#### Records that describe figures
##########
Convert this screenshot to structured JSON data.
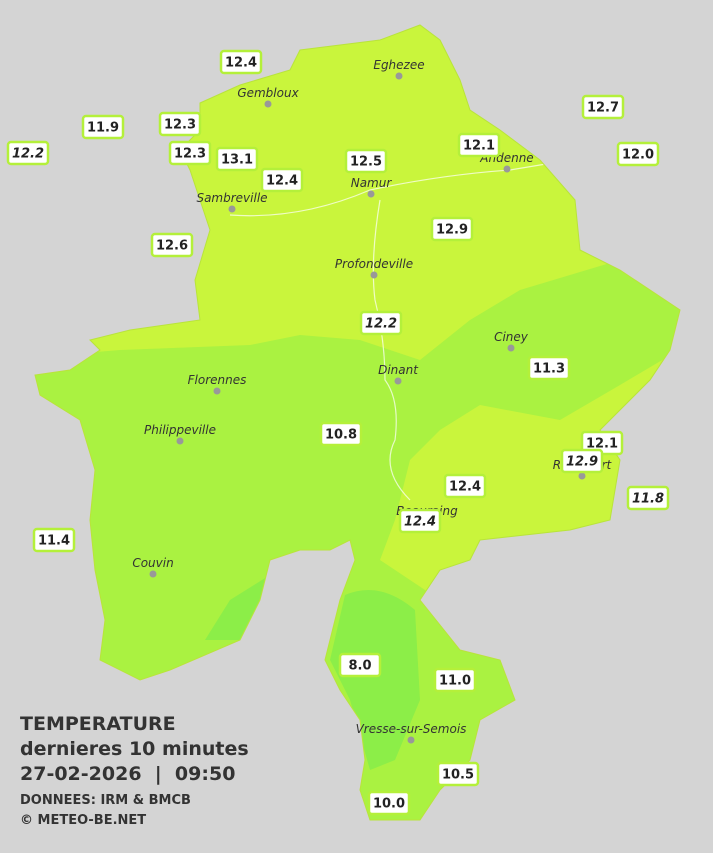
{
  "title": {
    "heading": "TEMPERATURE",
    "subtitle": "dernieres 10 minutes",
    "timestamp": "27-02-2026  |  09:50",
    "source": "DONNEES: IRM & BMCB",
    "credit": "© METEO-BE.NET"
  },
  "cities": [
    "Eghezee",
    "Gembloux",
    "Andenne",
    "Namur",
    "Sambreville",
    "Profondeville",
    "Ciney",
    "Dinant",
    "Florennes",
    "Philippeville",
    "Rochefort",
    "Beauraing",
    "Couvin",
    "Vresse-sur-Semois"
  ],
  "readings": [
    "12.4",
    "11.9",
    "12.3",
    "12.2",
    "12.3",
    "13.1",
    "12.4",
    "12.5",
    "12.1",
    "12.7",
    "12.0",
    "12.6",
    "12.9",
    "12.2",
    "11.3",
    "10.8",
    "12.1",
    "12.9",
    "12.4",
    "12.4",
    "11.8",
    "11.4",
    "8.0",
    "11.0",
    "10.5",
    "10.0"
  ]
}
##########
#### The task
Repeat each entry exactly as it appears; skip any picture.

#### Task response
Convert this screenshot to structured JSON data.
{
  "title": {
    "heading": "TEMPERATURE",
    "subtitle": "dernieres 10 minutes",
    "timestamp": "27-02-2026  |  09:50",
    "source": "DONNEES: IRM & BMCB",
    "credit": "© METEO-BE.NET"
  },
  "cities": [
    "Eghezee",
    "Gembloux",
    "Andenne",
    "Namur",
    "Sambreville",
    "Profondeville",
    "Ciney",
    "Dinant",
    "Florennes",
    "Philippeville",
    "Rochefort",
    "Beauraing",
    "Couvin",
    "Vresse-sur-Semois"
  ],
  "readings": [
    "12.4",
    "11.9",
    "12.3",
    "12.2",
    "12.3",
    "13.1",
    "12.4",
    "12.5",
    "12.1",
    "12.7",
    "12.0",
    "12.6",
    "12.9",
    "12.2",
    "11.3",
    "10.8",
    "12.1",
    "12.9",
    "12.4",
    "12.4",
    "11.8",
    "11.4",
    "8.0",
    "11.0",
    "10.5",
    "10.0"
  ]
}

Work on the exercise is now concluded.